Stored entries:
● ● ● ● ● ● ●
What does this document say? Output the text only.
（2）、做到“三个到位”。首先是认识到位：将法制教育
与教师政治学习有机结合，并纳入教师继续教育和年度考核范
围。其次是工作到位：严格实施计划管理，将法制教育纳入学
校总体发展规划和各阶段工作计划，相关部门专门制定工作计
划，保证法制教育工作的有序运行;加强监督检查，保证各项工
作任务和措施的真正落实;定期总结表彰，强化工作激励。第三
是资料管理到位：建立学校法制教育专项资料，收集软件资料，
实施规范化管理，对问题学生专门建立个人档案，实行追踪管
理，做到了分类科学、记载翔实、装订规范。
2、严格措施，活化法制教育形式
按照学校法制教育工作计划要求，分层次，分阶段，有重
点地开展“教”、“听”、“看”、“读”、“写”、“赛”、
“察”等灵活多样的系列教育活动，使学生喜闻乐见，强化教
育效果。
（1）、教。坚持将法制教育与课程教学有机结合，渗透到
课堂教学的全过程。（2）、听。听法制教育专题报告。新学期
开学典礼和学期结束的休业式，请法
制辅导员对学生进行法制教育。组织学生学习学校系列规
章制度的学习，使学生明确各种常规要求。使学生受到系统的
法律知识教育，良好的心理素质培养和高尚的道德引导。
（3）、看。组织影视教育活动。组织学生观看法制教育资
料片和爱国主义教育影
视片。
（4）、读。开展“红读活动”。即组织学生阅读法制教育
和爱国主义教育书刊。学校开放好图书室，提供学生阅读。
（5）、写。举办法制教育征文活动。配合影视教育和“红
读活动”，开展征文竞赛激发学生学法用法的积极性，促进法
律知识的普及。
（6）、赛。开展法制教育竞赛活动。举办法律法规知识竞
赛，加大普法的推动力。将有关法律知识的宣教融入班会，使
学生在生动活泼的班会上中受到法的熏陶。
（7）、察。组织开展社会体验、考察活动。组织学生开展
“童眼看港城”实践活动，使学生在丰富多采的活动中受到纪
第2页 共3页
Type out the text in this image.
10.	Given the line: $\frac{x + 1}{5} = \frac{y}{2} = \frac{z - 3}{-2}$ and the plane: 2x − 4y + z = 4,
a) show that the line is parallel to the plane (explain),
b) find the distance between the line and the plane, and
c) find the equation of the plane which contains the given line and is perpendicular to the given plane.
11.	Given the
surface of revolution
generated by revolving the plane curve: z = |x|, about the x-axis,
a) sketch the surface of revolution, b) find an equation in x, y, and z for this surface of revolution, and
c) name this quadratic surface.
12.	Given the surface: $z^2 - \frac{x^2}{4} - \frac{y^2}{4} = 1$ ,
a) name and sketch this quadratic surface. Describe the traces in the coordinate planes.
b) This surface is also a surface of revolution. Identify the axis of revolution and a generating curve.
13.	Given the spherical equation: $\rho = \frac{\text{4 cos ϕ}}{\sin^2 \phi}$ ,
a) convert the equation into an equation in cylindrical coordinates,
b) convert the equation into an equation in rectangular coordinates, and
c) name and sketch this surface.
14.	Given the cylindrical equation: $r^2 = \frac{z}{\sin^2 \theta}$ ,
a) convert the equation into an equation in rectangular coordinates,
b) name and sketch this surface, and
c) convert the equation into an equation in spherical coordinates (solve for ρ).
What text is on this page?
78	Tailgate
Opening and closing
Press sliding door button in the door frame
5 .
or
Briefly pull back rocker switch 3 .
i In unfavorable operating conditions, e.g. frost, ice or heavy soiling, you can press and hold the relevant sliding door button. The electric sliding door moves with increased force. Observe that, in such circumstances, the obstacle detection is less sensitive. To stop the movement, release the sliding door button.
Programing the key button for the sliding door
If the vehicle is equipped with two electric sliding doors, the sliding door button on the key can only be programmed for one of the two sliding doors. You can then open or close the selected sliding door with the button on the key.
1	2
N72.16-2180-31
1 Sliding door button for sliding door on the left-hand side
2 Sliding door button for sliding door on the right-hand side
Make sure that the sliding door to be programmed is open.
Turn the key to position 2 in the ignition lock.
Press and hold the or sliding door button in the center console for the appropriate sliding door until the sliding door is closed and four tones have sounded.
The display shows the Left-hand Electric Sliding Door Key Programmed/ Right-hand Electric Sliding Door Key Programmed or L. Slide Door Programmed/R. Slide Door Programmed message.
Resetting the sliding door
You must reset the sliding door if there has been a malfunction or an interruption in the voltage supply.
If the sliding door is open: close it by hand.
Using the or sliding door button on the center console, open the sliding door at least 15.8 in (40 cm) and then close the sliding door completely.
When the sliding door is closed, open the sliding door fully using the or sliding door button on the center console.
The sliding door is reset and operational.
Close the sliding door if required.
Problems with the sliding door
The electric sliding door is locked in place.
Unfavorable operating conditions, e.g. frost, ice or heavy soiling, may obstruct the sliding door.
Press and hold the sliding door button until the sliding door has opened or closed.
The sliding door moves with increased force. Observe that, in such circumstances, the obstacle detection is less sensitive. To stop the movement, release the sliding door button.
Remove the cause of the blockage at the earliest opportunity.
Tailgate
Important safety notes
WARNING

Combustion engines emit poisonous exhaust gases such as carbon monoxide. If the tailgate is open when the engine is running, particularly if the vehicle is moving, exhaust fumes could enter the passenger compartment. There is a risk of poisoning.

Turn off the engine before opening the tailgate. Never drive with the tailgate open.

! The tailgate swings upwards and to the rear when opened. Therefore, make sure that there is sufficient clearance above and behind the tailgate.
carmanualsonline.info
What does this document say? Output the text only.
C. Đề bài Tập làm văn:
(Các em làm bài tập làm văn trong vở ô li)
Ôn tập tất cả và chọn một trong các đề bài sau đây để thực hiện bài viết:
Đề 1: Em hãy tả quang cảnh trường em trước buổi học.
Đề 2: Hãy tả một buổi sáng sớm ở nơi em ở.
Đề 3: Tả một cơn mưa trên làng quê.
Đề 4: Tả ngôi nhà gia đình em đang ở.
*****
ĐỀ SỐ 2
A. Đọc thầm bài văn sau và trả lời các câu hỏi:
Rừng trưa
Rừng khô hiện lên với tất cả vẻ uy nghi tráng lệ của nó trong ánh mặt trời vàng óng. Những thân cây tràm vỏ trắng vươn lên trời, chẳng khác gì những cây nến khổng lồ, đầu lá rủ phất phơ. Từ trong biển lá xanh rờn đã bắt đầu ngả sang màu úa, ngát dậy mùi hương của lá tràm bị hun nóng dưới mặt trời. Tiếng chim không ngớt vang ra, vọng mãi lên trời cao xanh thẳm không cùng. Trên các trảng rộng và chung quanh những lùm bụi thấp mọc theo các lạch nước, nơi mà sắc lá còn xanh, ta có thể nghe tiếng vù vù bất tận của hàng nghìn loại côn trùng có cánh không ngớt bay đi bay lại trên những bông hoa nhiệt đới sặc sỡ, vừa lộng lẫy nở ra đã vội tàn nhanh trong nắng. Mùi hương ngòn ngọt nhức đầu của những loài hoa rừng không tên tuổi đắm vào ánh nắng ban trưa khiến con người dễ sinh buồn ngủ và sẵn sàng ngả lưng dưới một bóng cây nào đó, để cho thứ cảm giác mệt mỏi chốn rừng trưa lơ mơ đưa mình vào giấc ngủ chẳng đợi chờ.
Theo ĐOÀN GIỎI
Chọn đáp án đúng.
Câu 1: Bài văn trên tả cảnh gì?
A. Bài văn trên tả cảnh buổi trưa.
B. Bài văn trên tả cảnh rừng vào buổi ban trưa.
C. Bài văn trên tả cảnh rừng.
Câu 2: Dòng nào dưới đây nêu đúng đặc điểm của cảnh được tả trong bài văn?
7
● ● ● ● ● ● ●
What is required - Pick each line holding the word "force" out of the data and copy it.

Solution to this problem -
i In unfavorable operating conditions, e.g. frost, ice or heavy soiling, you can press and hold the relevant sliding door button. The electric sliding door moves with increased force. Observe that, in such circumstances, the obstacle detection is less sensitive. To stop the movement, release the sliding door button.
The sliding door moves with increased force. Observe that, in such circumstances, the obstacle detection is less sensitive. To stop the movement, release the sliding door button.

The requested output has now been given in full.